EXERCISE AIM. In the text on GJB 5860-2006, how many missiles can the shortest launch cell carry?

*** Opening DOCUMENT EXTRACT ***

= GJB 5860-2006 =

Chinese military standard

GJB 5860-2006 (国家军用标准 5860-2006 (Guójiā Jūnyòng Biāozhǔn 5860-2006, National Military Standard 5860-2006)) is a Chinese military technical standard describing a vertical launching system (VLS) for all types of missiles aboard surface combatants.

Cells have a square crossection with 850 mm sides, and may be 9 m, 7 m, or 3.3 m deep. Each cell carries one missile; the shortest cell may carry four missiles. Hot and cold launches are supported; hot launching uses the concentric canister launch (CCL) approach with exhaust vents within each launch cell.

The first operational implementation is believed to be the VLS aboard the People's Liberation Army Navy's Type 052D destroyer.

==See also==
- H/AKJ-16 - an older Chinese hot-launch VLS.

*** Closing DOCUMENT EXTRACT ***
*** Opening MATERIAL SUPPLIED ***

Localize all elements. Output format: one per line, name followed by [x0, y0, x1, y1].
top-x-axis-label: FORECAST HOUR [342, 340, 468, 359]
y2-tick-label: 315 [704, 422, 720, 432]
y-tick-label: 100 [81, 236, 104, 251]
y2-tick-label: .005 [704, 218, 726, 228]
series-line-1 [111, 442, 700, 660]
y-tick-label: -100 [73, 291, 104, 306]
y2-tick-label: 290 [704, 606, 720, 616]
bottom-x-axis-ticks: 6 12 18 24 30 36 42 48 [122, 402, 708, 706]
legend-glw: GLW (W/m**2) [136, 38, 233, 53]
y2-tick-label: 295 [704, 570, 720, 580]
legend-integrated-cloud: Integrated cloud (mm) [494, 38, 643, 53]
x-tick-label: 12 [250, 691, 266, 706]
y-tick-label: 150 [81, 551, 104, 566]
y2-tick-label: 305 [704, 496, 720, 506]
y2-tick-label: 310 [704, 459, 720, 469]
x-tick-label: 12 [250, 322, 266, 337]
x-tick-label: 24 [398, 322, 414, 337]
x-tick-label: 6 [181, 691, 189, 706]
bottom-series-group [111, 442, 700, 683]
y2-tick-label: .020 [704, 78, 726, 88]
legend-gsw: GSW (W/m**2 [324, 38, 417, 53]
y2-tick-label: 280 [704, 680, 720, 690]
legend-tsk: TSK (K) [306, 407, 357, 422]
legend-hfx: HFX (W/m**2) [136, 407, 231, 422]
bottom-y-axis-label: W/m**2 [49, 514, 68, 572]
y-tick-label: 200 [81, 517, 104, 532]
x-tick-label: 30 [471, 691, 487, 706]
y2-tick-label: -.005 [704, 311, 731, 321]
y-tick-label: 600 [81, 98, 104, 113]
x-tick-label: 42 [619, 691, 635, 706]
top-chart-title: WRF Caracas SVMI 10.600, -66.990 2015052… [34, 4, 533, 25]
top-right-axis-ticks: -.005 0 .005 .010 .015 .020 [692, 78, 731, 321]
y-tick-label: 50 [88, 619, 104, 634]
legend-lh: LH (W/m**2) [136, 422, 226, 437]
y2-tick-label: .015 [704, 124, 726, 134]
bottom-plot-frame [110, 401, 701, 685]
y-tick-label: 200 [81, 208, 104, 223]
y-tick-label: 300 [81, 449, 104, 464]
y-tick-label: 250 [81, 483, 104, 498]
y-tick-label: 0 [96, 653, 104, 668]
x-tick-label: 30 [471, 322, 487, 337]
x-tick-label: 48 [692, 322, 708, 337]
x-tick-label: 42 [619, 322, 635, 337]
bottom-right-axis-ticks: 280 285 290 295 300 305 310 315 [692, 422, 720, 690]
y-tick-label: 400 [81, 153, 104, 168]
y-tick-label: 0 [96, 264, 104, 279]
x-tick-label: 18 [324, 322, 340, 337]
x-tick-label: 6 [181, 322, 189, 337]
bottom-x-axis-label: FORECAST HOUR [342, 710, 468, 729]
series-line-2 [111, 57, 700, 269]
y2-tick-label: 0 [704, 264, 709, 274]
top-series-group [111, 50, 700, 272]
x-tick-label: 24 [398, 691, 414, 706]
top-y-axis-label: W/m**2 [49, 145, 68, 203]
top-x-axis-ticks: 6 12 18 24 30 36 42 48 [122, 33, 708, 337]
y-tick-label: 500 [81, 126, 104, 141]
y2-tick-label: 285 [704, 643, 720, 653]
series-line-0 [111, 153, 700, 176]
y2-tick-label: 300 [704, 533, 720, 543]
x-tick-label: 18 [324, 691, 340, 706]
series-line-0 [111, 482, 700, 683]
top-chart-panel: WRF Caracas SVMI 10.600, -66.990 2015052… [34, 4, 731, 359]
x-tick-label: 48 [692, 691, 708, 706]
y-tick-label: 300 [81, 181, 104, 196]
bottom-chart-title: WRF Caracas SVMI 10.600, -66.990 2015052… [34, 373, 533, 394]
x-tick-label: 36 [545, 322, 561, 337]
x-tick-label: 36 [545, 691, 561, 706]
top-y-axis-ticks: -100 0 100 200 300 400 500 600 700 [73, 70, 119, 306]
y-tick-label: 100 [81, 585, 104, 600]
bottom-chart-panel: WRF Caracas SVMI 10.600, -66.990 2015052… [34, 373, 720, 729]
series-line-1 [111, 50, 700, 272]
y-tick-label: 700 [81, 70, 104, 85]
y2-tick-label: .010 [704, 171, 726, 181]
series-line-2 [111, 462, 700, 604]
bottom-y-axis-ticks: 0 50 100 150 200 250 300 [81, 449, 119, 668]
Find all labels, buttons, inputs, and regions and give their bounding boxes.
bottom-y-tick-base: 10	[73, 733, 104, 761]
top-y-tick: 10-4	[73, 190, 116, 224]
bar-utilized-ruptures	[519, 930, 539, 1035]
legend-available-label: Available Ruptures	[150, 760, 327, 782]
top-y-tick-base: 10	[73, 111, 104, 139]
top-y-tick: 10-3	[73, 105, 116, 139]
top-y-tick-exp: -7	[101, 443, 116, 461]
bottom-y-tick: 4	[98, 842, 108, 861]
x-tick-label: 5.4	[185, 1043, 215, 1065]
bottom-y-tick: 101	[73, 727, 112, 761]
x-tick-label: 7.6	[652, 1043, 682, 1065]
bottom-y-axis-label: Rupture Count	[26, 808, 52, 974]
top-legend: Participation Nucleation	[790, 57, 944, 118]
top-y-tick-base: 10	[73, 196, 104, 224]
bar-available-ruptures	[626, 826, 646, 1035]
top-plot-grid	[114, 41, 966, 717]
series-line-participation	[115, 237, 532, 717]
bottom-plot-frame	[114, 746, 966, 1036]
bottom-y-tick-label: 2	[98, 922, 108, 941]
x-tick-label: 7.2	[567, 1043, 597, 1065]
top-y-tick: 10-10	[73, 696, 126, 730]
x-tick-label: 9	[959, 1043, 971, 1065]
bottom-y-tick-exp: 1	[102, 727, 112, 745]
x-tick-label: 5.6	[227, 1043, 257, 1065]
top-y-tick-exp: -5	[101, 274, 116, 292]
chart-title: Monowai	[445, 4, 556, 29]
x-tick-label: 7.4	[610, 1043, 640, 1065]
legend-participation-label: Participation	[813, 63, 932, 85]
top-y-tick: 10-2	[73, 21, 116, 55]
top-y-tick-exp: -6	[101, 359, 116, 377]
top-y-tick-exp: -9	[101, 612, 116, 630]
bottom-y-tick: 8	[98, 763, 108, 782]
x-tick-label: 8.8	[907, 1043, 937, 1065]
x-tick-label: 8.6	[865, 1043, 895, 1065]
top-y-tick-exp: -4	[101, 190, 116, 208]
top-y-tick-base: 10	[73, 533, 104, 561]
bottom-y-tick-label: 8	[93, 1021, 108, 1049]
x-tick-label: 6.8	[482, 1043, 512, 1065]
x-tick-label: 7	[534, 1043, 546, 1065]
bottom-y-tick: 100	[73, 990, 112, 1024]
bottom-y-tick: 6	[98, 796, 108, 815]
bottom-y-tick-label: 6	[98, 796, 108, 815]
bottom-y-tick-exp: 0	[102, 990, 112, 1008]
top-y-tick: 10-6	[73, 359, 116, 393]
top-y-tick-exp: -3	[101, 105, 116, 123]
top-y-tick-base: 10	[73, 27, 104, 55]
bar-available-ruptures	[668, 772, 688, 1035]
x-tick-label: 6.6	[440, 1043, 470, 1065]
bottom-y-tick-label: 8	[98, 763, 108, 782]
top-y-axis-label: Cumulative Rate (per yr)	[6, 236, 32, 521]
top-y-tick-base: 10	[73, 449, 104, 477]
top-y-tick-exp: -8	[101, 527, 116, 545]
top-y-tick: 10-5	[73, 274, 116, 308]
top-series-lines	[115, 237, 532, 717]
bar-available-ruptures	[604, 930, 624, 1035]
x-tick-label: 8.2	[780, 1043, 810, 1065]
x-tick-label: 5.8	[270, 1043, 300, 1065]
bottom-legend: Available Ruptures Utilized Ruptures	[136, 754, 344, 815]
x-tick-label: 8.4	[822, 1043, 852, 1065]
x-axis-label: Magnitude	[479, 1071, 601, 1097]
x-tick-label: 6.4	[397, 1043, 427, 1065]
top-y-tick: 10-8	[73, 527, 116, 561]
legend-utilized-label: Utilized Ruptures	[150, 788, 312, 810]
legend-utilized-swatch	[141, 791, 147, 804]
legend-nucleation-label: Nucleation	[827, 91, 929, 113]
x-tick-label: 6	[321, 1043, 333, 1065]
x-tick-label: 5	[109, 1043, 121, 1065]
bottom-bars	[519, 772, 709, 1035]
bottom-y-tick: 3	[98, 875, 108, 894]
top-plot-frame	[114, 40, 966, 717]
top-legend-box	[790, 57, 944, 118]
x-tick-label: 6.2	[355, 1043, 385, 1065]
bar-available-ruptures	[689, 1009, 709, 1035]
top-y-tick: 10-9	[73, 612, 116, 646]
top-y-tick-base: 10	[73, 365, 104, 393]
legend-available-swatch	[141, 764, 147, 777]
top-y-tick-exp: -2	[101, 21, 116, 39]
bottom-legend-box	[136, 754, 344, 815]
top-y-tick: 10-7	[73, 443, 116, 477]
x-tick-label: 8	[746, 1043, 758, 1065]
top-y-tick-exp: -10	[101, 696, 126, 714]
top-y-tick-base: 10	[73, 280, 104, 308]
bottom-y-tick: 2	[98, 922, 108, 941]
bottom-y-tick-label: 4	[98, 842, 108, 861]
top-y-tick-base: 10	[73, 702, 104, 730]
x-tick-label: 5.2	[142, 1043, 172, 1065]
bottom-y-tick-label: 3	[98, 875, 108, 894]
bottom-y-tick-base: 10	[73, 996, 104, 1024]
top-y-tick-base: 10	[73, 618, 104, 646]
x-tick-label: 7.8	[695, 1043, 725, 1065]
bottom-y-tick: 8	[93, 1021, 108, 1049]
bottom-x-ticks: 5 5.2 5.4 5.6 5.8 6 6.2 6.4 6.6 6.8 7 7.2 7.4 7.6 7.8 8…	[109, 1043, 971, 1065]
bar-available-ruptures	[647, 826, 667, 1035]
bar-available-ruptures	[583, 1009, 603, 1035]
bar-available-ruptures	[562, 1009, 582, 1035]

*** Closing MATERIAL SUPPLIED ***

YOUR SOLUTION. Four missiles.